- [PROBLEM TO WORK ON]: What follows is a set of records, each of which is to be written out exactly.

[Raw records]
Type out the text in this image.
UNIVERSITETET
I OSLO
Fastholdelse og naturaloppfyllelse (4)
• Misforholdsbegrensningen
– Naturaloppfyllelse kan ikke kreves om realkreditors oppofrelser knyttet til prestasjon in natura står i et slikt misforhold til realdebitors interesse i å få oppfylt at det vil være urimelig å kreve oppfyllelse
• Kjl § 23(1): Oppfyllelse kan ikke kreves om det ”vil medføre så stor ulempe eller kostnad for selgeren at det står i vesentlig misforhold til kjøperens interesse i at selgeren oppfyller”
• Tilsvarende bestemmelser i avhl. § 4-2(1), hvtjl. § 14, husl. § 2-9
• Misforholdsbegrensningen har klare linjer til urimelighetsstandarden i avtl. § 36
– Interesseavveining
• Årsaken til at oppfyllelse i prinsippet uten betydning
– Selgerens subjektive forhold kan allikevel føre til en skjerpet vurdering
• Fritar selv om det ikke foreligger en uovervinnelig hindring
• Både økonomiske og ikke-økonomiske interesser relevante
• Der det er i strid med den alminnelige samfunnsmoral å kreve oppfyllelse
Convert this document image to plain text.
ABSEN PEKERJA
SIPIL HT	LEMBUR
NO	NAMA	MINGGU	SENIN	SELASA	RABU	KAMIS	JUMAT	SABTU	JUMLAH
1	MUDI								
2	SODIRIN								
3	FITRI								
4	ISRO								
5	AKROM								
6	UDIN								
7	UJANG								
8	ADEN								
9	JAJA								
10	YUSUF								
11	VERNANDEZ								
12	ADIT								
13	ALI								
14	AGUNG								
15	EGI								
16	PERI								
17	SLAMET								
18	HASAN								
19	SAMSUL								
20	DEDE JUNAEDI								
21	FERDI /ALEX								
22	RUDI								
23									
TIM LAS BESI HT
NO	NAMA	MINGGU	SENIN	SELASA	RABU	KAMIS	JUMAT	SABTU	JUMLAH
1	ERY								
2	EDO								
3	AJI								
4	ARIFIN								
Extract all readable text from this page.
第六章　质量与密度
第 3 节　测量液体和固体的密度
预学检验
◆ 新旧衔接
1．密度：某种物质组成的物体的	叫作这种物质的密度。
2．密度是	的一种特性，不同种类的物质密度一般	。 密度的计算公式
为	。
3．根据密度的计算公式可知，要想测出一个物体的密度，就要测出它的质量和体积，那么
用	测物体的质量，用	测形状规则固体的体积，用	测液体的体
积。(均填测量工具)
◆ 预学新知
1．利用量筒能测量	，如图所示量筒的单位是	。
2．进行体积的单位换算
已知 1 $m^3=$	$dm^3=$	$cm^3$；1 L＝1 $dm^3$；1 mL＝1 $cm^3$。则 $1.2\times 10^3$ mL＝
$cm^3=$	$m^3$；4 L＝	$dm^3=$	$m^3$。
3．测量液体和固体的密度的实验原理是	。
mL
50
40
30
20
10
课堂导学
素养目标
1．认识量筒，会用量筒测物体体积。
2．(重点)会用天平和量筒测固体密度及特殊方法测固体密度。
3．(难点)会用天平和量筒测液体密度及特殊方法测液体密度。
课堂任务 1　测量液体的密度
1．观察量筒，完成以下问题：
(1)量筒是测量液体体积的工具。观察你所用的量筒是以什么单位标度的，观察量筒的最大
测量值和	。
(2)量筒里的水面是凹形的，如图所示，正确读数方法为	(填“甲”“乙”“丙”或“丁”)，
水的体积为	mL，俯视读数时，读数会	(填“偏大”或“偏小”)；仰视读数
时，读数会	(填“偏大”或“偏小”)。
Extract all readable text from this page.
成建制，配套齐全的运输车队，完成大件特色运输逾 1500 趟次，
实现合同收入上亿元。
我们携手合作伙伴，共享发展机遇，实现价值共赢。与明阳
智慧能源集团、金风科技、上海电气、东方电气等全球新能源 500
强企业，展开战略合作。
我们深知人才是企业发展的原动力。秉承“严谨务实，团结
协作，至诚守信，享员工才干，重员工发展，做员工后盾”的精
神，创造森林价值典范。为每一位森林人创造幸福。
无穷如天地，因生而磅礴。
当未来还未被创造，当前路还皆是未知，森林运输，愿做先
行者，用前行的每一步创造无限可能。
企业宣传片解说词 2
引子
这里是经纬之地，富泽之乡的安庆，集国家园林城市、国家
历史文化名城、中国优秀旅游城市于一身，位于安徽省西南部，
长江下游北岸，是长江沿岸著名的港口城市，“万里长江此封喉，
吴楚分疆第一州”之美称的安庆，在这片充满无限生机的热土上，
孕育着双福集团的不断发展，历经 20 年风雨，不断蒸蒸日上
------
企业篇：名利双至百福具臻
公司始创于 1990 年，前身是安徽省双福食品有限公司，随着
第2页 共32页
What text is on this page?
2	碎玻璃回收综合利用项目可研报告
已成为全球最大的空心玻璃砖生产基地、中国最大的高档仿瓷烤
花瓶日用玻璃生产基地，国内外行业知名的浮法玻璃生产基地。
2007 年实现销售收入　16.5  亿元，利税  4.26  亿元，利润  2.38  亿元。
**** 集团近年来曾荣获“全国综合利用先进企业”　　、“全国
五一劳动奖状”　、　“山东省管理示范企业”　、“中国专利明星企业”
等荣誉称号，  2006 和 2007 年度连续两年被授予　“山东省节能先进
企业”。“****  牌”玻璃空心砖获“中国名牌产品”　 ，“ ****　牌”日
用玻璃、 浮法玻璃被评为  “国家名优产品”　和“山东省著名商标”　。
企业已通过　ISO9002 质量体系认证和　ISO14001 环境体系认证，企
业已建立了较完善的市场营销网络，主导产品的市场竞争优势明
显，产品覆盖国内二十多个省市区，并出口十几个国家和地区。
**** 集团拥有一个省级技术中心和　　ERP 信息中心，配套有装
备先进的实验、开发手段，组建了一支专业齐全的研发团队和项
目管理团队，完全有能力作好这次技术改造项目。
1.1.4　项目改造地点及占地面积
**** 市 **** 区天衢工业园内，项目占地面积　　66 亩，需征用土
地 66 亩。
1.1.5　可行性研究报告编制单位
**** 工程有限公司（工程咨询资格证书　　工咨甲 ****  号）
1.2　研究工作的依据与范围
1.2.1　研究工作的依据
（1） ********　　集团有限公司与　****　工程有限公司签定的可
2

- [OUTPUT OF THE EXERCISE]:
Type out the text in this image.
UNIVERSITETET
I OSLO
Fastholdelse og naturaloppfyllelse (4)
• Misforholdsbegrensningen
– Naturaloppfyllelse kan ikke kreves om realkreditors oppofrelser knyttet til prestasjon in natura står i et slikt misforhold til realdebitors interesse i å få oppfylt at det vil være urimelig å kreve oppfyllelse
• Kjl § 23(1): Oppfyllelse kan ikke kreves om det ”vil medføre så stor ulempe eller kostnad for selgeren at det står i vesentlig misforhold til kjøperens interesse i at selgeren oppfyller”
• Tilsvarende bestemmelser i avhl. § 4-2(1), hvtjl. § 14, husl. § 2-9
• Misforholdsbegrensningen har klare linjer til urimelighetsstandarden i avtl. § 36
– Interesseavveining
• Årsaken til at oppfyllelse i prinsippet uten betydning
– Selgerens subjektive forhold kan allikevel føre til en skjerpet vurdering
• Fritar selv om det ikke foreligger en uovervinnelig hindring
• Både økonomiske og ikke-økonomiske interesser relevante
• Der det er i strid med den alminnelige samfunnsmoral å kreve oppfyllelse
Convert this document image to plain text.
ABSEN PEKERJA
SIPIL HT	LEMBUR
NO	NAMA	MINGGU	SENIN	SELASA	RABU	KAMIS	JUMAT	SABTU	JUMLAH
1	MUDI								
2	SODIRIN								
3	FITRI								
4	ISRO								
5	AKROM								
6	UDIN								
7	UJANG								
8	ADEN								
9	JAJA								
10	YUSUF								
11	VERNANDEZ								
12	ADIT								
13	ALI								
14	AGUNG								
15	EGI								
16	PERI								
17	SLAMET								
18	HASAN								
19	SAMSUL								
20	DEDE JUNAEDI								
21	FERDI /ALEX								
22	RUDI								
23									
TIM LAS BESI HT
NO	NAMA	MINGGU	SENIN	SELASA	RABU	KAMIS	JUMAT	SABTU	JUMLAH
1	ERY								
2	EDO								
3	AJI								
4	ARIFIN								
Extract all readable text from this page.
第六章　质量与密度
第 3 节　测量液体和固体的密度
预学检验
◆ 新旧衔接
1．密度：某种物质组成的物体的	叫作这种物质的密度。
2．密度是	的一种特性，不同种类的物质密度一般	。 密度的计算公式
为	。
3．根据密度的计算公式可知，要想测出一个物体的密度，就要测出它的质量和体积，那么
用	测物体的质量，用	测形状规则固体的体积，用	测液体的体
积。(均填测量工具)
◆ 预学新知
1．利用量筒能测量	，如图所示量筒的单位是	。
2．进行体积的单位换算
已知 1 $m^3=$	$dm^3=$	$cm^3$；1 L＝1 $dm^3$；1 mL＝1 $cm^3$。则 $1.2\times 10^3$ mL＝
$cm^3=$	$m^3$；4 L＝	$dm^3=$	$m^3$。
3．测量液体和固体的密度的实验原理是	。
mL
50
40
30
20
10
课堂导学
素养目标
1．认识量筒，会用量筒测物体体积。
2．(重点)会用天平和量筒测固体密度及特殊方法测固体密度。
3．(难点)会用天平和量筒测液体密度及特殊方法测液体密度。
课堂任务 1　测量液体的密度
1．观察量筒，完成以下问题：
(1)量筒是测量液体体积的工具。观察你所用的量筒是以什么单位标度的，观察量筒的最大
测量值和	。
(2)量筒里的水面是凹形的，如图所示，正确读数方法为	(填“甲”“乙”“丙”或“丁”)，
水的体积为	mL，俯视读数时，读数会	(填“偏大”或“偏小”)；仰视读数
时，读数会	(填“偏大”或“偏小”)。
Extract all readable text from this page.
成建制，配套齐全的运输车队，完成大件特色运输逾 1500 趟次，
实现合同收入上亿元。
我们携手合作伙伴，共享发展机遇，实现价值共赢。与明阳
智慧能源集团、金风科技、上海电气、东方电气等全球新能源 500
强企业，展开战略合作。
我们深知人才是企业发展的原动力。秉承“严谨务实，团结
协作，至诚守信，享员工才干，重员工发展，做员工后盾”的精
神，创造森林价值典范。为每一位森林人创造幸福。
无穷如天地，因生而磅礴。
当未来还未被创造，当前路还皆是未知，森林运输，愿做先
行者，用前行的每一步创造无限可能。
企业宣传片解说词 2
引子
这里是经纬之地，富泽之乡的安庆，集国家园林城市、国家
历史文化名城、中国优秀旅游城市于一身，位于安徽省西南部，
长江下游北岸，是长江沿岸著名的港口城市，“万里长江此封喉，
吴楚分疆第一州”之美称的安庆，在这片充满无限生机的热土上，
孕育着双福集团的不断发展，历经 20 年风雨，不断蒸蒸日上
------
企业篇：名利双至百福具臻
公司始创于 1990 年，前身是安徽省双福食品有限公司，随着
第2页 共32页
What text is on this page?
2	碎玻璃回收综合利用项目可研报告
已成为全球最大的空心玻璃砖生产基地、中国最大的高档仿瓷烤
花瓶日用玻璃生产基地，国内外行业知名的浮法玻璃生产基地。
2007 年实现销售收入　16.5  亿元，利税  4.26  亿元，利润  2.38  亿元。
**** 集团近年来曾荣获“全国综合利用先进企业”　　、“全国
五一劳动奖状”　、　“山东省管理示范企业”　、“中国专利明星企业”
等荣誉称号，  2006 和 2007 年度连续两年被授予　“山东省节能先进
企业”。“****  牌”玻璃空心砖获“中国名牌产品”　 ，“ ****　牌”日
用玻璃、 浮法玻璃被评为  “国家名优产品”　和“山东省著名商标”　。
企业已通过　ISO9002 质量体系认证和　ISO14001 环境体系认证，企
业已建立了较完善的市场营销网络，主导产品的市场竞争优势明
显，产品覆盖国内二十多个省市区，并出口十几个国家和地区。
**** 集团拥有一个省级技术中心和　　ERP 信息中心，配套有装
备先进的实验、开发手段，组建了一支专业齐全的研发团队和项
目管理团队，完全有能力作好这次技术改造项目。
1.1.4　项目改造地点及占地面积
**** 市 **** 区天衢工业园内，项目占地面积　　66 亩，需征用土
地 66 亩。
1.1.5　可行性研究报告编制单位
**** 工程有限公司（工程咨询资格证书　　工咨甲 ****  号）
1.2　研究工作的依据与范围
1.2.1　研究工作的依据
（1） ********　　集团有限公司与　****　工程有限公司签定的可
2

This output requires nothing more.